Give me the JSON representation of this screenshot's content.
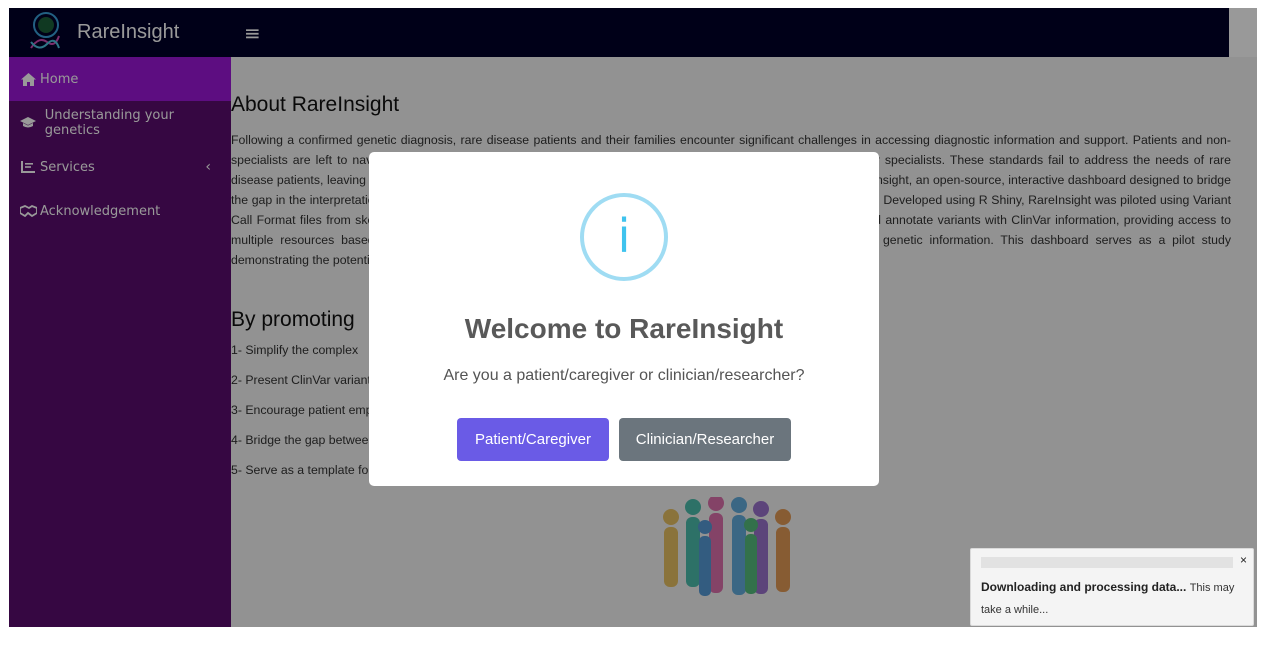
{
  "header": {
    "app_title": "RareInsight",
    "menu_icon": "hamburger-icon"
  },
  "sidebar": {
    "items": [
      {
        "label": "Home",
        "icon": "home-icon",
        "active": true
      },
      {
        "label": "Understanding your genetics",
        "icon": "graduation-cap-icon"
      },
      {
        "label": "Services",
        "icon": "list-icon",
        "expandable": true
      },
      {
        "label": "Acknowledgement",
        "icon": "handshake-icon"
      }
    ]
  },
  "main": {
    "about_heading": "About RareInsight",
    "about_paragraph": "Following a confirmed genetic diagnosis, rare disease patients and their families encounter significant challenges in accessing diagnostic information and support. Patients and non-specialists are left to navigate complex genetic databases and reporting standards which are primarily designed for specialists. These standards fail to address the needs of rare disease patients, leaving them with limited options for understanding of genetic results. This research introduces RareInsight, an open-source, interactive dashboard designed to bridge the gap in the interpretation and understanding of genetic data among patients, caregivers, clinicians, and researchers. Developed using R Shiny, RareInsight was piloted using Variant Call Format files from skeletal dysplasia patients. It allows users to input and view Variant Call Format files, filter and annotate variants with ClinVar information, providing access to multiple resources based on search terms. RareInsight aims to simplify the process of understanding complex genetic information. This dashboard serves as a pilot study demonstrating the potential of patient-centred tools in genomics.",
    "promoting_heading": "By promoting",
    "list": [
      "1- Simplify the complex",
      "2- Present ClinVar variants in a way that is accessible to patients and non-specialists.",
      "3- Encourage patient empowerment and engagement in rare disease research in Africa.",
      "4- Bridge the gap between genetic information and accessible, reliable educational resources.",
      "5- Serve as a template fo"
    ]
  },
  "modal": {
    "icon": "info-icon",
    "icon_glyph": "i",
    "title": "Welcome to RareInsight",
    "question": "Are you a patient/caregiver or clinician/researcher?",
    "button_patient": "Patient/Caregiver",
    "button_clinician": "Clinician/Researcher"
  },
  "toast": {
    "title": "Downloading and processing data...",
    "message_a": "This may",
    "message_b": "take a while...",
    "close_glyph": "×"
  },
  "colors": {
    "header": "#000028",
    "sidebar": "#5a0d6e",
    "sidebar_active": "#9b17d8",
    "primary_button": "#6a5be6",
    "secondary_button": "#6b757d",
    "info_icon": "#3fc3ee"
  }
}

# # #

WORK INSTRUCTION
Copy each line above precisely, dropping the pictures.

YOUR RESPONSE
Give me the JSON representation of this screenshot's content.
{
  "header": {
    "app_title": "RareInsight",
    "menu_icon": "hamburger-icon"
  },
  "sidebar": {
    "items": [
      {
        "label": "Home",
        "icon": "home-icon",
        "active": true
      },
      {
        "label": "Understanding your genetics",
        "icon": "graduation-cap-icon"
      },
      {
        "label": "Services",
        "icon": "list-icon",
        "expandable": true
      },
      {
        "label": "Acknowledgement",
        "icon": "handshake-icon"
      }
    ]
  },
  "main": {
    "about_heading": "About RareInsight",
    "about_paragraph": "Following a confirmed genetic diagnosis, rare disease patients and their families encounter significant challenges in accessing diagnostic information and support. Patients and non-specialists are left to navigate complex genetic databases and reporting standards which are primarily designed for specialists. These standards fail to address the needs of rare disease patients, leaving them with limited options for understanding of genetic results. This research introduces RareInsight, an open-source, interactive dashboard designed to bridge the gap in the interpretation and understanding of genetic data among patients, caregivers, clinicians, and researchers. Developed using R Shiny, RareInsight was piloted using Variant Call Format files from skeletal dysplasia patients. It allows users to input and view Variant Call Format files, filter and annotate variants with ClinVar information, providing access to multiple resources based on search terms. RareInsight aims to simplify the process of understanding complex genetic information. This dashboard serves as a pilot study demonstrating the potential of patient-centred tools in genomics.",
    "promoting_heading": "By promoting",
    "list": [
      "1- Simplify the complex",
      "2- Present ClinVar variants in a way that is accessible to patients and non-specialists.",
      "3- Encourage patient empowerment and engagement in rare disease research in Africa.",
      "4- Bridge the gap between genetic information and accessible, reliable educational resources.",
      "5- Serve as a template fo"
    ]
  },
  "modal": {
    "icon": "info-icon",
    "icon_glyph": "i",
    "title": "Welcome to RareInsight",
    "question": "Are you a patient/caregiver or clinician/researcher?",
    "button_patient": "Patient/Caregiver",
    "button_clinician": "Clinician/Researcher"
  },
  "toast": {
    "title": "Downloading and processing data...",
    "message_a": "This may",
    "message_b": "take a while...",
    "close_glyph": "×"
  },
  "colors": {
    "header": "#000028",
    "sidebar": "#5a0d6e",
    "sidebar_active": "#9b17d8",
    "primary_button": "#6a5be6",
    "secondary_button": "#6b757d",
    "info_icon": "#3fc3ee"
  }
}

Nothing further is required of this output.